◆ To do:
Each line that holds the word "Corrente" counts once. Give the total number of such lines and nothing else.

◆ Data for this task:
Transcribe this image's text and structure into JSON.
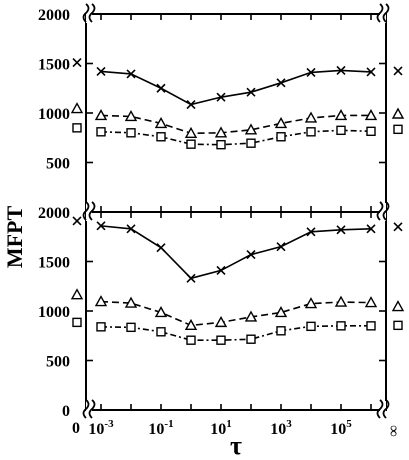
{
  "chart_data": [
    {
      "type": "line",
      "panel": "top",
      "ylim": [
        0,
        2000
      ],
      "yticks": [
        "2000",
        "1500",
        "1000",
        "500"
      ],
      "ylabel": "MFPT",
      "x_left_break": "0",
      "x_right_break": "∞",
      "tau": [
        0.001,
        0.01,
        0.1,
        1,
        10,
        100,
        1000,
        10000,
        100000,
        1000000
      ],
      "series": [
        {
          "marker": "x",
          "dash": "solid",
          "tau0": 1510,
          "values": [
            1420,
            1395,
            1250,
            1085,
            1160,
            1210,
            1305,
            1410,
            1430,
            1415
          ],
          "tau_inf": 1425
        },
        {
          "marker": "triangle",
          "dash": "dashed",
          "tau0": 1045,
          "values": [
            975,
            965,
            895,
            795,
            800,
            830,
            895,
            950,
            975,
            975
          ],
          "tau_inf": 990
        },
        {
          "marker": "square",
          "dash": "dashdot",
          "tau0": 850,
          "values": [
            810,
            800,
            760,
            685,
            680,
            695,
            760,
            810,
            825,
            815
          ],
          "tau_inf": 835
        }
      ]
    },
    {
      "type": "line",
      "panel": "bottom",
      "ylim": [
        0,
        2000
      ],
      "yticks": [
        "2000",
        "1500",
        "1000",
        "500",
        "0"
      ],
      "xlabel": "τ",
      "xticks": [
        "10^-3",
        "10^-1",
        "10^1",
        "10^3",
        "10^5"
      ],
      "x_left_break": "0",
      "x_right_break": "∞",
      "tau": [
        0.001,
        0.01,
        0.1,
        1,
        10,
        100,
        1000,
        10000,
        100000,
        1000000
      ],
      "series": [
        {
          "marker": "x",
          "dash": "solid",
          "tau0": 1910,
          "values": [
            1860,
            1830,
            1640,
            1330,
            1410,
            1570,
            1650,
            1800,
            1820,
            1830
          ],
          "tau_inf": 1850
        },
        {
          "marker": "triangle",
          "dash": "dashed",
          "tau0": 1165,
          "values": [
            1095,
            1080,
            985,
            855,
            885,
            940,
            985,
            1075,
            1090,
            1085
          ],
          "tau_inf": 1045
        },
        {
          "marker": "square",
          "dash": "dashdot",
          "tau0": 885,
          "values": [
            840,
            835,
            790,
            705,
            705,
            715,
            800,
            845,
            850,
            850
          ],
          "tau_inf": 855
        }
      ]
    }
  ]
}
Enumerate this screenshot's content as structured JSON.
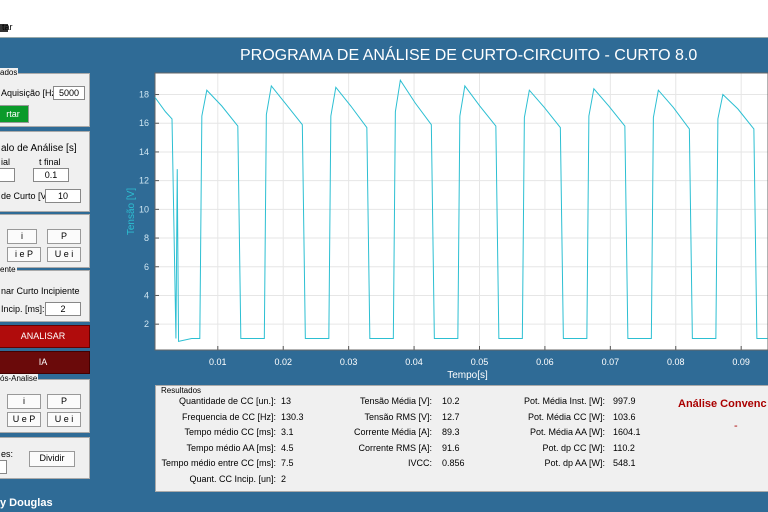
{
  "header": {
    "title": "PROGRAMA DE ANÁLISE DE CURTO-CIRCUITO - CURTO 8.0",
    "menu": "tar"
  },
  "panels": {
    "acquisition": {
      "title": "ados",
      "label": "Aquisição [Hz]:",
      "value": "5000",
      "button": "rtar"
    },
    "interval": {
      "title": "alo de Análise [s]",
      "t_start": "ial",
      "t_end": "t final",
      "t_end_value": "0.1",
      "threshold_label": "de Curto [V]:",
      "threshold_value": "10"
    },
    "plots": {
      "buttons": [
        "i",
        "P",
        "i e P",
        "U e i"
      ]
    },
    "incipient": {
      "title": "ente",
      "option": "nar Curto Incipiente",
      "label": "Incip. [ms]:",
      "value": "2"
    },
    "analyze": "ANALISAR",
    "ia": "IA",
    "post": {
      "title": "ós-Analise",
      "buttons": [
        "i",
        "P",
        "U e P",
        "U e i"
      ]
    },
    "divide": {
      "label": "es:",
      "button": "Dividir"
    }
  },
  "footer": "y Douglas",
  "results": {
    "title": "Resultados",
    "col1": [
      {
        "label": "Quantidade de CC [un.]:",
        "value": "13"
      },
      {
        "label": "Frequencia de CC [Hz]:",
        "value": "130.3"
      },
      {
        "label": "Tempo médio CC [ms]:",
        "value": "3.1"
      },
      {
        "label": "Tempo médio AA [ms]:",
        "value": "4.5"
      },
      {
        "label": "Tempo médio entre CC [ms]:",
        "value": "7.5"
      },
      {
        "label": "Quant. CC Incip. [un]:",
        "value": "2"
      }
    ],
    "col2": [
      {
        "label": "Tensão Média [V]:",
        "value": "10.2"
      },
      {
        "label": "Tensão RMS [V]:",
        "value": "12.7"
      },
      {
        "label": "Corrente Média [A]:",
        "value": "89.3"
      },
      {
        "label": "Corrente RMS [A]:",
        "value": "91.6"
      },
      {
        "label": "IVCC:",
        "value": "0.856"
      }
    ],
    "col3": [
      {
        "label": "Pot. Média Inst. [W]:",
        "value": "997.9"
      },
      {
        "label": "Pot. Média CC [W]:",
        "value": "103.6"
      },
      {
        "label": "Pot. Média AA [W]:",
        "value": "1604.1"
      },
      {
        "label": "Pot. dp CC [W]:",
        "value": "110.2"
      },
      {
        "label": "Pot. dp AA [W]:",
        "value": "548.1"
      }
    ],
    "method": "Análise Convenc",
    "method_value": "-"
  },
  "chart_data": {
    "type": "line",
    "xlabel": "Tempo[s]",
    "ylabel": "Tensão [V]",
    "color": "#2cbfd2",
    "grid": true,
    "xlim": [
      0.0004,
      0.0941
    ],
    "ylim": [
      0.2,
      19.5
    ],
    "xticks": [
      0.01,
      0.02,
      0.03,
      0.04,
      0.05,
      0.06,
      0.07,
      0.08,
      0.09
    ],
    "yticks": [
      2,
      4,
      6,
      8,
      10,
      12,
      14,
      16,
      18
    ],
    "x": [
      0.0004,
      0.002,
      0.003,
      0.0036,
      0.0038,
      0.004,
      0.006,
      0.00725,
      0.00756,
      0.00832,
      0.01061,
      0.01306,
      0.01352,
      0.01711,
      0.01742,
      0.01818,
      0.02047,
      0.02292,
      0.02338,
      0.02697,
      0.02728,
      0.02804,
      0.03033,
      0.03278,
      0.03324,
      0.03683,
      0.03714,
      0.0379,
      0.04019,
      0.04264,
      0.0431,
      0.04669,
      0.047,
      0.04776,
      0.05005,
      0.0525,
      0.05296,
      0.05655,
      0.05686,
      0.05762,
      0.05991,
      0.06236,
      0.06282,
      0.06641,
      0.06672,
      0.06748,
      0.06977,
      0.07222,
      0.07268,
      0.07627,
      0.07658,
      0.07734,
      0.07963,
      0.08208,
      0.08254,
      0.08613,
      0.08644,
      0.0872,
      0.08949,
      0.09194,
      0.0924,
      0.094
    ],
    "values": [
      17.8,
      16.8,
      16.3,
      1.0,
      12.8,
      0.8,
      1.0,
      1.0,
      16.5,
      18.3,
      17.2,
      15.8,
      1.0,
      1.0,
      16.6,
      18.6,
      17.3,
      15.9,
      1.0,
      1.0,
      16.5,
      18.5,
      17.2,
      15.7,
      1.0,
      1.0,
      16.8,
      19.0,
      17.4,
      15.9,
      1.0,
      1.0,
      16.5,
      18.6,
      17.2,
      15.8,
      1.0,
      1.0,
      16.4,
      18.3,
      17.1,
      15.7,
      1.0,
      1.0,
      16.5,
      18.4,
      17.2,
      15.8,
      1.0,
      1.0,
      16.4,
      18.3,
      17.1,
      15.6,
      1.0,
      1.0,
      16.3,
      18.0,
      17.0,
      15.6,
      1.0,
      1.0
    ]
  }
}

◆ Task solution:
2